- [What is needed]
Copy each line from the entries that the word "less" appears in.

(Page transcription entries)
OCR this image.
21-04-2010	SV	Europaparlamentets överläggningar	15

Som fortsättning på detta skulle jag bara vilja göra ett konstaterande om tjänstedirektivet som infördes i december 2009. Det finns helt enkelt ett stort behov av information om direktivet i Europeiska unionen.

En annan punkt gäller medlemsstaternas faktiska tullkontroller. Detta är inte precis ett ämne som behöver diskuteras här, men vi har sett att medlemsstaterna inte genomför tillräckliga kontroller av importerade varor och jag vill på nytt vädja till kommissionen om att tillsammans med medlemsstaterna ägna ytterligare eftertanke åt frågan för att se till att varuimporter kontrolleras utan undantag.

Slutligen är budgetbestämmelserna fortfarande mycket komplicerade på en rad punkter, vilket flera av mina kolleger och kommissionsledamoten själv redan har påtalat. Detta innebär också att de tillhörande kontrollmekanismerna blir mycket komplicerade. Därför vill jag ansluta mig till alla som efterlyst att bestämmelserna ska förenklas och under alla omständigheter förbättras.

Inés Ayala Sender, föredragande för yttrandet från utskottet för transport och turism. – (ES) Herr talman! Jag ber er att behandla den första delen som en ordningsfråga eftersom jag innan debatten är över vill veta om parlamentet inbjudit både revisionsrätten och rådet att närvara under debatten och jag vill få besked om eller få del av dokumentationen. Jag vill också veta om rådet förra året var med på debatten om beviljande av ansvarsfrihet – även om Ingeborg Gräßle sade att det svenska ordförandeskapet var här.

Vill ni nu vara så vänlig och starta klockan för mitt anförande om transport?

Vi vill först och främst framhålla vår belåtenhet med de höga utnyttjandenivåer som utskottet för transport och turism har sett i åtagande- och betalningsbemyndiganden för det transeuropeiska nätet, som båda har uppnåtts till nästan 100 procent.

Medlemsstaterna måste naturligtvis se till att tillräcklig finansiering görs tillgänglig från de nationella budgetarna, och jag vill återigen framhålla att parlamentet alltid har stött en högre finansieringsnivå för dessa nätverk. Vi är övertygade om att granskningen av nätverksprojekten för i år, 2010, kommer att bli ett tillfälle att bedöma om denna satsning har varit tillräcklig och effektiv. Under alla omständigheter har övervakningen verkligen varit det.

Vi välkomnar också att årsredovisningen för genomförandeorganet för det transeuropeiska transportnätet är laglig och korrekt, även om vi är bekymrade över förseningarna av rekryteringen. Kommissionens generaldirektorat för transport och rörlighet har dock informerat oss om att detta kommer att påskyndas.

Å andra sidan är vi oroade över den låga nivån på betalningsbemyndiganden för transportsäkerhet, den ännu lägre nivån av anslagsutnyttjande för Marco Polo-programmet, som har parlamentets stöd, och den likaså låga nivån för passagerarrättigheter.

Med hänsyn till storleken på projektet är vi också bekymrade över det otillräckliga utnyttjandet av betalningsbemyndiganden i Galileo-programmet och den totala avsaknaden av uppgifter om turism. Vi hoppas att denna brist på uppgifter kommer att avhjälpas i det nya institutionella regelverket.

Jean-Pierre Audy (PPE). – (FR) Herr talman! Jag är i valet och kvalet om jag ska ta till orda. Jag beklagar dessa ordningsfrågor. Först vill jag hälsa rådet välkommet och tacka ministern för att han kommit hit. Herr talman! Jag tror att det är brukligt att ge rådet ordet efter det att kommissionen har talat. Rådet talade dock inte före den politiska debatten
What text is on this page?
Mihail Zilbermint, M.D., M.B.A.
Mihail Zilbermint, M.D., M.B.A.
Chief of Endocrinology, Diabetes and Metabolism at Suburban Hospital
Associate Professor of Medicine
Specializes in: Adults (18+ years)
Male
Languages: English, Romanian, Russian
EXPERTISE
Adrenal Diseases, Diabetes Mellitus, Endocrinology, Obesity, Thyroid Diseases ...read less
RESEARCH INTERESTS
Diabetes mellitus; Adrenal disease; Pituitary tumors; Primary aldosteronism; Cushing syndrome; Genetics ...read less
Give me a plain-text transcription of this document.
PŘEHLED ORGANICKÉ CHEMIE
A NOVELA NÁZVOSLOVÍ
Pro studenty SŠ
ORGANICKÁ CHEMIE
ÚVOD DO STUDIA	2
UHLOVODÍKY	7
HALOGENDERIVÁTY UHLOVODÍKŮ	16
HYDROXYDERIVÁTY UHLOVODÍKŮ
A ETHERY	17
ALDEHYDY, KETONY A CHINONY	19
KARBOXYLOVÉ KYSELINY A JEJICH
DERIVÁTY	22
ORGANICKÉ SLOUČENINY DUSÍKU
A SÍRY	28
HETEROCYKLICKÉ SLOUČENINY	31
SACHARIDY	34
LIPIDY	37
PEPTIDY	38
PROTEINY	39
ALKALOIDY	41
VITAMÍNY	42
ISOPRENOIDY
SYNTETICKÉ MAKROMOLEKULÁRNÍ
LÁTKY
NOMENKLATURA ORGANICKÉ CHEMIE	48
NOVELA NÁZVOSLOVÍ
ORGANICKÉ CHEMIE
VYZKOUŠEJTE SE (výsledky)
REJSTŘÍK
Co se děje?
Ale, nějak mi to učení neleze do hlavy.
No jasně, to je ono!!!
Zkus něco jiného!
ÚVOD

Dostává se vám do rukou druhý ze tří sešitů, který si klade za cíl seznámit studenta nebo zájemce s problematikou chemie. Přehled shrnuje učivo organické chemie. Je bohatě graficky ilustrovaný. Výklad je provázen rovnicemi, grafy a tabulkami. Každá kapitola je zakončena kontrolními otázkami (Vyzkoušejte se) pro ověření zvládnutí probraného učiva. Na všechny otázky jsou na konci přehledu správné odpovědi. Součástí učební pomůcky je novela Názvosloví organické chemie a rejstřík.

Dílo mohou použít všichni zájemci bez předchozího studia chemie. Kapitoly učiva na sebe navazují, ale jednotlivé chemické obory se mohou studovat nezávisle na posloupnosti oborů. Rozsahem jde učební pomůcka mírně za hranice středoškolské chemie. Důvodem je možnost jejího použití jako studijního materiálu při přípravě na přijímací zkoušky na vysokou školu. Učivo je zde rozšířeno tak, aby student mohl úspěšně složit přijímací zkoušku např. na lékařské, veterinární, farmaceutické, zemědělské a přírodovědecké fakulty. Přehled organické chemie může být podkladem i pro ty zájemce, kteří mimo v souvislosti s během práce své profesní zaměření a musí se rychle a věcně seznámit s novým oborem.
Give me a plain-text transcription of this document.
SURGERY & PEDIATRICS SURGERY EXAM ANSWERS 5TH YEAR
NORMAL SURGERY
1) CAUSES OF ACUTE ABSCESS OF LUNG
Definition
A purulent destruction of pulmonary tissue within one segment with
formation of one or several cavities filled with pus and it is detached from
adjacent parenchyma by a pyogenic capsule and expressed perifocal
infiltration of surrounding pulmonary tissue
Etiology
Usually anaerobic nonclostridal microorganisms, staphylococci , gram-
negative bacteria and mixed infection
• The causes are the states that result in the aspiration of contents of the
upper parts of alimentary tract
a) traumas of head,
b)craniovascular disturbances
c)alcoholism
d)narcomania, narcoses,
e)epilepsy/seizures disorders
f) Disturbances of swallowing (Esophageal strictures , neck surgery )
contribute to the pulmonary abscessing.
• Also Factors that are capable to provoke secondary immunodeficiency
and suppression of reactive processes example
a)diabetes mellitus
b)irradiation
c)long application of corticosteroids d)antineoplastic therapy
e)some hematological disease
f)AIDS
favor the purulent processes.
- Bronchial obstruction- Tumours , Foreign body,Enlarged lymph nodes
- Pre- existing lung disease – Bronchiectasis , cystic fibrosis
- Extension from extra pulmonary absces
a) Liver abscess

- [Solution for this problem]
Adrenal Diseases, Diabetes Mellitus, Endocrinology, Obesity, Thyroid Diseases ...read less
Diabetes mellitus; Adrenal disease; Pituitary tumors; Primary aldosteronism; Cushing syndrome; Genetics ...read less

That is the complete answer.